» TASK INSTRUCTIONS: Copy the lines below verbatim, beginning at the line that has "series-line <box>83 200 457 315</box>" and stopping after the line that has "legend-label: USA <box>167 160 196 175</box>".

» DATASET CONTENT:

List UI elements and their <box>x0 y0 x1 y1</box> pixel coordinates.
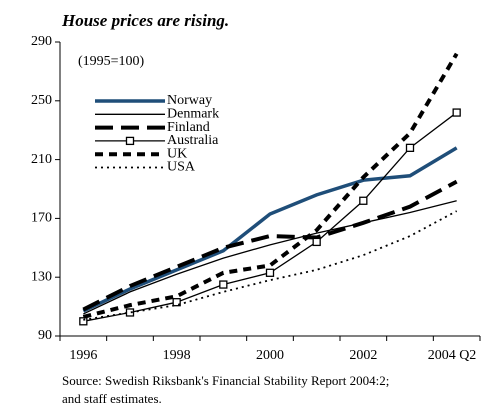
series-line <box>83 200 457 315</box>
legend-label: UK <box>167 146 187 161</box>
point-marker <box>405 143 415 152</box>
point-marker <box>172 298 181 307</box>
point-marker <box>452 108 461 117</box>
y-tick-label: 170 <box>31 211 52 226</box>
legend-label: Australia <box>167 133 219 148</box>
y-tick-label: 290 <box>31 34 52 49</box>
annotation: (1995=100) <box>78 54 145 69</box>
series-line <box>82 179 458 312</box>
y-tick-label: 130 <box>31 269 52 284</box>
series-line <box>82 146 458 313</box>
x-tick-label: 1998 <box>163 348 191 363</box>
legend-label: USA <box>167 160 196 175</box>
point-marker <box>359 196 368 205</box>
x-tick-label: 1996 <box>69 348 97 363</box>
y-tick-label: 250 <box>31 93 52 108</box>
point-marker <box>79 317 88 326</box>
legend-label: Norway <box>167 93 212 108</box>
x-tick-label: 2000 <box>256 348 284 363</box>
legend-marker <box>125 136 135 146</box>
series-line <box>83 112 458 322</box>
chart-title: House prices are rising. <box>61 11 229 30</box>
x-tick-label: 2002 <box>349 348 377 363</box>
point-marker <box>265 268 275 277</box>
y-tick-label: 90 <box>38 328 52 343</box>
point-marker <box>219 280 228 289</box>
legend-label: Denmark <box>167 107 219 122</box>
y-tick-label: 210 <box>31 152 52 167</box>
x-tick-label: 2004 Q2 <box>428 348 477 363</box>
source-note: and staff estimates. <box>62 391 162 406</box>
legend-label: Finland <box>167 120 210 135</box>
source-note: Source: Swedish Riksbank's Financial Sta… <box>62 373 389 388</box>
point-marker <box>312 237 321 247</box>
series-line <box>82 52 459 319</box>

» SOLUTION FOR THIS TASK:
series-line <box>83 200 457 315</box>
legend-label: UK <box>167 146 187 161</box>
point-marker <box>405 143 415 152</box>
point-marker <box>172 298 181 307</box>
point-marker <box>452 108 461 117</box>
y-tick-label: 170 <box>31 211 52 226</box>
legend-label: Australia <box>167 133 219 148</box>
y-tick-label: 290 <box>31 34 52 49</box>
annotation: (1995=100) <box>78 54 145 69</box>
series-line <box>82 179 458 312</box>
y-tick-label: 130 <box>31 269 52 284</box>
series-line <box>82 146 458 313</box>
x-tick-label: 1998 <box>163 348 191 363</box>
legend-label: USA <box>167 160 196 175</box>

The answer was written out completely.